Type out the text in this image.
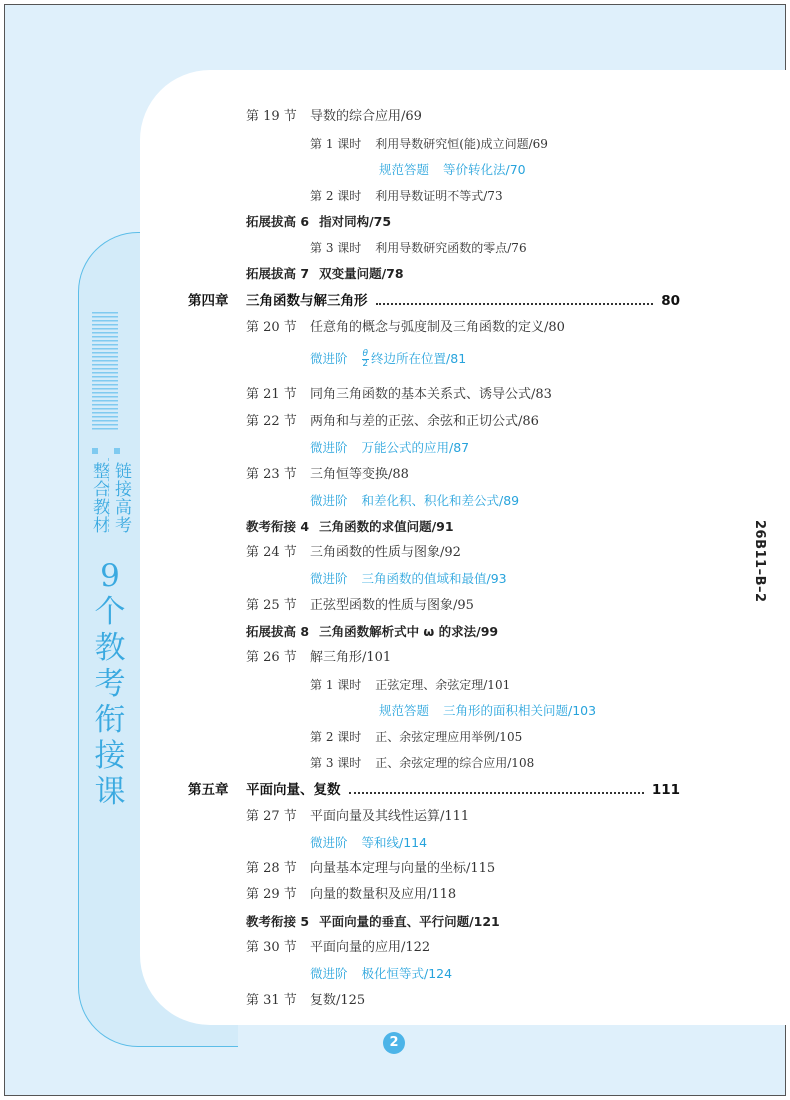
整合教材 链接高考
9
个
教
考
衔
接
课
第 19 节 导数的综合应用/69
第 1 课时 利用导数研究恒(能)成立问题/69
规范答题 等价转化法/70
第 2 课时 利用导数证明不等式/73
拓展拔高 6 指对同构/75
第 3 课时 利用导数研究函数的零点/76
拓展拔高 7 双变量问题/78
第四章	三角函数与解三角形	80
第 20 节 任意角的概念与弧度制及三角函数的定义/80
微进阶 $\frac{\theta}{2}$ 终边所在位置/81
第 21 节 同角三角函数的基本关系式、诱导公式/83
第 22 节 两角和与差的正弦、余弦和正切公式/86
微进阶 万能公式的应用/87
第 23 节 三角恒等变换/88
微进阶 和差化积、积化和差公式/89
教考衔接 4 三角函数的求值问题/91
第 24 节 三角函数的性质与图象/92
微进阶 三角函数的值域和最值/93
第 25 节 正弦型函数的性质与图象/95
拓展拔高 8 三角函数解析式中 ω 的求法/99
第 26 节 解三角形/101
第 1 课时 正弦定理、余弦定理/101
规范答题 三角形的面积相关问题/103
第 2 课时 正、余弦定理应用举例/105
第 3 课时 正、余弦定理的综合应用/108
第五章	平面向量、复数	111
第 27 节 平面向量及其线性运算/111
微进阶 等和线/114
第 28 节 向量基本定理与向量的坐标/115
第 29 节 向量的数量积及应用/118
教考衔接 5 平面向量的垂直、平行问题/121
第 30 节 平面向量的应用/122
微进阶 极化恒等式/124
第 31 节 复数/125
2
26B11–B–2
-- -- --
*Short problem:* Copy every line in the listing above where the string "教考衔接" turns up.

*Answer to this task:*
教考衔接 4 三角函数的求值问题/91
教考衔接 5 平面向量的垂直、平行问题/121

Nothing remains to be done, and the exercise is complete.